:: STATED TASK ::
Select and reproduce each line of the listing below that bears the string "Развитие".

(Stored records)
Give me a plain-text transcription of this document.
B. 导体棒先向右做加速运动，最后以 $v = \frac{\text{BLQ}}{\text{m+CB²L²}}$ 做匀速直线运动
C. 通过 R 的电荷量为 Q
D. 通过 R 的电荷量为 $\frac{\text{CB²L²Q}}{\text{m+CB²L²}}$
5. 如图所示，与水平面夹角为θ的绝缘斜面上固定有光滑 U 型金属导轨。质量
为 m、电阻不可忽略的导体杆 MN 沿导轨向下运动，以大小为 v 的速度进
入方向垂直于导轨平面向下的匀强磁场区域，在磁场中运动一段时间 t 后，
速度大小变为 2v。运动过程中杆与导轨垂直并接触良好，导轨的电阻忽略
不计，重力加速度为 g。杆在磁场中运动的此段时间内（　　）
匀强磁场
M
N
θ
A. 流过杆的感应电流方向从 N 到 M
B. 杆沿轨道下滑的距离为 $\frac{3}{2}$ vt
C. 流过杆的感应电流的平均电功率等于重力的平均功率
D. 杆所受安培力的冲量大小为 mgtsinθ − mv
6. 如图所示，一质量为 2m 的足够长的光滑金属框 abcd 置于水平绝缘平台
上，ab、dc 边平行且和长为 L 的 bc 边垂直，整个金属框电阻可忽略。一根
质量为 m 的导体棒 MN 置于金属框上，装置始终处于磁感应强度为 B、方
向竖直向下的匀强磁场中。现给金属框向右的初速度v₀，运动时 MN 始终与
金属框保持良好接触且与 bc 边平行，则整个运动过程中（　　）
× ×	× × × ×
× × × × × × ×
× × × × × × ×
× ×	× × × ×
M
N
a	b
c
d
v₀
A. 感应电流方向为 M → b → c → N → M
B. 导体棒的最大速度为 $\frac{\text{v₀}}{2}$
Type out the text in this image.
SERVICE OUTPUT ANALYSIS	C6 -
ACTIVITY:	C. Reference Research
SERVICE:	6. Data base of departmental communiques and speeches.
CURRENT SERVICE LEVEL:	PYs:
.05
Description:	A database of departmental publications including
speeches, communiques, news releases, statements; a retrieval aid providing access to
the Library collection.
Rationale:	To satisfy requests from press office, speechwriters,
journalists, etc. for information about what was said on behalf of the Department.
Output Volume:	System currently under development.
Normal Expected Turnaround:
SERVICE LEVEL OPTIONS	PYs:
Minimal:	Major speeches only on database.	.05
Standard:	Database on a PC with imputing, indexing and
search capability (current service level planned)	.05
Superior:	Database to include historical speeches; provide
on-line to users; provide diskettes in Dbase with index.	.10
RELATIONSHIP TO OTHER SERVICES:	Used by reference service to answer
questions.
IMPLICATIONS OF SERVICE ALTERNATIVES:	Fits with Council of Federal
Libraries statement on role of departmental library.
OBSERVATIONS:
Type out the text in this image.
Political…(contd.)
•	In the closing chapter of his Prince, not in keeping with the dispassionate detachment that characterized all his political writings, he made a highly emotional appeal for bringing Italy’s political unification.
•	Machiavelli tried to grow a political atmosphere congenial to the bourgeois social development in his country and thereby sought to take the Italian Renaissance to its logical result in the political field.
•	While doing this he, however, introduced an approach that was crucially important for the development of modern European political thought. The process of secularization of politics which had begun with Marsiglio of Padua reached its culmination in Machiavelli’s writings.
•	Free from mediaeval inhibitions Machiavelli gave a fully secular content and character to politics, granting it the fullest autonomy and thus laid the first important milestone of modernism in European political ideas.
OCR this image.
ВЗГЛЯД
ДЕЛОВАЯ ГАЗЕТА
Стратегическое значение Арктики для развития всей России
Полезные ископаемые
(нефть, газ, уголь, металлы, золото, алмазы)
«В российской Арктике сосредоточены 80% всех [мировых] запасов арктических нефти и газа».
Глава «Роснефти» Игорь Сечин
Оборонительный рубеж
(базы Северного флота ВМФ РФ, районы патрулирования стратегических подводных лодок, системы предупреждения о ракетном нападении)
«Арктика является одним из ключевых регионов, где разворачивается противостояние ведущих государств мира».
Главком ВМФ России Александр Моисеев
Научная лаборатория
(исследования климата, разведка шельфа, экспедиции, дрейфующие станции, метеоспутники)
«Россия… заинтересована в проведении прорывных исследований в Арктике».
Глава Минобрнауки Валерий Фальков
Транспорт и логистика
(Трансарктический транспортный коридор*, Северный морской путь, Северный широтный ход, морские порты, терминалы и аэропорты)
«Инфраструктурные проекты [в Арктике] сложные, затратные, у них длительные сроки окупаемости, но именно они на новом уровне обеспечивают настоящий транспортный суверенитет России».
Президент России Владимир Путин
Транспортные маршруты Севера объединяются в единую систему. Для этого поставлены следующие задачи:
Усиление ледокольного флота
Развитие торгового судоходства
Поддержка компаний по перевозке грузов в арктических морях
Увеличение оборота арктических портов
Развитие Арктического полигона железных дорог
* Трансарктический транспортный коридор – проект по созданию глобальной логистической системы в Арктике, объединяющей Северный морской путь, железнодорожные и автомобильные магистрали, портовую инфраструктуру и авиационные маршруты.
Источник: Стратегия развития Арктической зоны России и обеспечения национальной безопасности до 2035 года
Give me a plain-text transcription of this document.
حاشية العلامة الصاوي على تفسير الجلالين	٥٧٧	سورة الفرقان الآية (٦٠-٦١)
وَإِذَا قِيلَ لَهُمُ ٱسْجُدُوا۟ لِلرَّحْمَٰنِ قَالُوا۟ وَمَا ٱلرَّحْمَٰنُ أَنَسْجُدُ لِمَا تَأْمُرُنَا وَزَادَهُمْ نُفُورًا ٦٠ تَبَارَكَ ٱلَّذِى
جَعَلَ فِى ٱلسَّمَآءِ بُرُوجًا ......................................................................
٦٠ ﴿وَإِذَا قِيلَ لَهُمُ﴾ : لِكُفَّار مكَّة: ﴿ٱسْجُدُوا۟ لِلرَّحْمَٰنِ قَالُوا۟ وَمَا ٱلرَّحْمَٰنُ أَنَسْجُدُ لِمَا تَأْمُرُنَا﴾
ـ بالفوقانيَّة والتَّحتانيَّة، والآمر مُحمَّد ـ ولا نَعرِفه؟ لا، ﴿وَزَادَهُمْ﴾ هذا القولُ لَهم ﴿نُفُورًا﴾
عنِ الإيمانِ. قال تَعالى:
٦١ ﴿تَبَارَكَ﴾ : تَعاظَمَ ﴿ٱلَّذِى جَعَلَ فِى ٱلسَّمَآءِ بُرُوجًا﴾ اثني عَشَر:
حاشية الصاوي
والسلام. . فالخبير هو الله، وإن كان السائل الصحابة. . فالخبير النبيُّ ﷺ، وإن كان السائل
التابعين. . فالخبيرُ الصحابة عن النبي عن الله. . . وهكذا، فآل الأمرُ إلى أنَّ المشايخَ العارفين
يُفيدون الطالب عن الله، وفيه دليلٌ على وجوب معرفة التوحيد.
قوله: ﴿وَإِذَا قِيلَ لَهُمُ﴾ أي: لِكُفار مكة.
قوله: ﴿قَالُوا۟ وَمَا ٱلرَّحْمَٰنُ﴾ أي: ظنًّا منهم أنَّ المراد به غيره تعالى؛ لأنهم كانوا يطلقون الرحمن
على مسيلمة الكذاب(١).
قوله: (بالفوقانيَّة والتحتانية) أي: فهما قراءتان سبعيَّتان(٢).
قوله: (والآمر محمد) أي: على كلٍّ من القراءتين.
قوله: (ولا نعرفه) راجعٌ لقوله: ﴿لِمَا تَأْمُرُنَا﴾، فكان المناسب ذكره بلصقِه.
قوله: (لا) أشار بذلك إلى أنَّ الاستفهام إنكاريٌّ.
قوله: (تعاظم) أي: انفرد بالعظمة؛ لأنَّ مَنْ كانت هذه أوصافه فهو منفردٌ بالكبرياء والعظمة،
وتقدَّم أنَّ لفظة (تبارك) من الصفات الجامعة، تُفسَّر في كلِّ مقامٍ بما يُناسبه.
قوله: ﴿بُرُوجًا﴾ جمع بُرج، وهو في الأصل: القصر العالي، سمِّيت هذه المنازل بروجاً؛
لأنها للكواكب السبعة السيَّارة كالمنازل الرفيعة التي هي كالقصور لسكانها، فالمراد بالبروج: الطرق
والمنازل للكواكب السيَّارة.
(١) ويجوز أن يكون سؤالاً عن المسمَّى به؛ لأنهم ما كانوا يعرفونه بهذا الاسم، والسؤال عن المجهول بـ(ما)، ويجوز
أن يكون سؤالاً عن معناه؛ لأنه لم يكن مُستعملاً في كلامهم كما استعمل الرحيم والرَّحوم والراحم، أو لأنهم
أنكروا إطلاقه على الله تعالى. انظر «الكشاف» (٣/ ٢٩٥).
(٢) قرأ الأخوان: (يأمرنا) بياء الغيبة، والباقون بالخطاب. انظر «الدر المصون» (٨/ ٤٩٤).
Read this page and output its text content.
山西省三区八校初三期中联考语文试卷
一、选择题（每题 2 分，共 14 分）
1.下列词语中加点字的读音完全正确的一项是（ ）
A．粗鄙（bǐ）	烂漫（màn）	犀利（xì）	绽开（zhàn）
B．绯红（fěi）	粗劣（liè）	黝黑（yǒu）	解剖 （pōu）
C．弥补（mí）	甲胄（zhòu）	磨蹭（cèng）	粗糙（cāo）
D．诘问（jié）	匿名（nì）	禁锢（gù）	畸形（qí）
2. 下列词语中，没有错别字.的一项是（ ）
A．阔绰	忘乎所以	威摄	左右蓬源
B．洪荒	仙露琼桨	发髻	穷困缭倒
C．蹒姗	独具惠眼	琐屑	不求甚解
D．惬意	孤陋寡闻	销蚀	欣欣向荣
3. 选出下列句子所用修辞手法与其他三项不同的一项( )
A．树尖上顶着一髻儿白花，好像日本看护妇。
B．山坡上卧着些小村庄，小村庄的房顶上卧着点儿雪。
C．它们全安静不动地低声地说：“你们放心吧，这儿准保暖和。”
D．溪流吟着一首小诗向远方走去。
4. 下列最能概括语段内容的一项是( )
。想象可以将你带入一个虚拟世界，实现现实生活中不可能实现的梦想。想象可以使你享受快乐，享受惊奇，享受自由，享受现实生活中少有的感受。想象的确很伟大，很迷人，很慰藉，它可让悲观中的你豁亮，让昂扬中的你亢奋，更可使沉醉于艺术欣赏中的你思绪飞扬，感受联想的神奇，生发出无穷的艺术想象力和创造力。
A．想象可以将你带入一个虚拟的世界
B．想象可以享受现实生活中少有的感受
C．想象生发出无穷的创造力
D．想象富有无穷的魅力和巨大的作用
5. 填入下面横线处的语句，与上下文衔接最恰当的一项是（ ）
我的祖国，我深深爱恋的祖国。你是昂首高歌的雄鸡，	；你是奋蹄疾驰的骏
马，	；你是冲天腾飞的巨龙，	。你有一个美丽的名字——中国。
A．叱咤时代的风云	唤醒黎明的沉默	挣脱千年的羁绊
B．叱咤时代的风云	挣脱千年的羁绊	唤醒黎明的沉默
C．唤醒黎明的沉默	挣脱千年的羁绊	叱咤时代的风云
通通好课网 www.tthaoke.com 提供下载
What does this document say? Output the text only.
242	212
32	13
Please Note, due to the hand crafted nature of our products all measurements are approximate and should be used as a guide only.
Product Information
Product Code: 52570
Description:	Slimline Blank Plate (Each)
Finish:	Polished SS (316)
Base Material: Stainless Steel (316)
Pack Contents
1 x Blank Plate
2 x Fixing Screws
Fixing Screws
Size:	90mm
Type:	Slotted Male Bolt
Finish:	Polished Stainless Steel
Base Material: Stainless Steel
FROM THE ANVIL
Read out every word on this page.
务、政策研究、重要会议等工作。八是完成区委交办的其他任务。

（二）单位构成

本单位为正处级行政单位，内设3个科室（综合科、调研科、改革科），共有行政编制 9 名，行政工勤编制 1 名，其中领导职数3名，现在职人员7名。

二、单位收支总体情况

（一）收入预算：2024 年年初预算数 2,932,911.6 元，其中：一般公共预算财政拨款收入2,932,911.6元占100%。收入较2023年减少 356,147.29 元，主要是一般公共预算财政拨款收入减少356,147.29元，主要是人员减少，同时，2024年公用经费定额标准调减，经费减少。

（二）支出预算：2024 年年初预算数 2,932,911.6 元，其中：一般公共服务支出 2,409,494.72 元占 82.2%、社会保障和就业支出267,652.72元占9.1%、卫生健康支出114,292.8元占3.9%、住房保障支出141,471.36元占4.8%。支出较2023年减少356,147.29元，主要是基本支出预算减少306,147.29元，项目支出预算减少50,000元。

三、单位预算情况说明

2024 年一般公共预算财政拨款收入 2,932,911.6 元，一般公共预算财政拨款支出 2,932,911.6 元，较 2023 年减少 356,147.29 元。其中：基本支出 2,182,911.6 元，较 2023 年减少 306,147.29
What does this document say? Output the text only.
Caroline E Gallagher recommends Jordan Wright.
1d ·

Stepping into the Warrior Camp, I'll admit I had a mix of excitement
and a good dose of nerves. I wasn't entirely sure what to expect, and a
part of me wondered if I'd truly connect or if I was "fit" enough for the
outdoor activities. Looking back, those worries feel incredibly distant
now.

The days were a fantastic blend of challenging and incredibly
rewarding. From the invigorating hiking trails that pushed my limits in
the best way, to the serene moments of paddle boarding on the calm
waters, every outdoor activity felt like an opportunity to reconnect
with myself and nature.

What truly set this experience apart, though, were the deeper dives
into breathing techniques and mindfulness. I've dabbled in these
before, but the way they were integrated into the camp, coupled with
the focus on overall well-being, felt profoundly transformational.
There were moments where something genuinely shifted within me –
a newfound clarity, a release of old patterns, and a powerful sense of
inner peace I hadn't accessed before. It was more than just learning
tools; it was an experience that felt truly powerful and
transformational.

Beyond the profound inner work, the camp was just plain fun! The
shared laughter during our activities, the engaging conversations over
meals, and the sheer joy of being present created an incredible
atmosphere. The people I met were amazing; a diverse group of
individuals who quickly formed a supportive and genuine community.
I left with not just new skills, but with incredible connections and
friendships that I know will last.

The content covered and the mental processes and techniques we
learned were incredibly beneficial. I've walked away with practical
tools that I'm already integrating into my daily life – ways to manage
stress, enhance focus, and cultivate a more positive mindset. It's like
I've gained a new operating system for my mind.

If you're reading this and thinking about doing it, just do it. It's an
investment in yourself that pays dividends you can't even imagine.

:: SOLUTION TO THIS EXERCISE ::
Развитие торгового судоходства
Развитие Арктического полигона железных дорог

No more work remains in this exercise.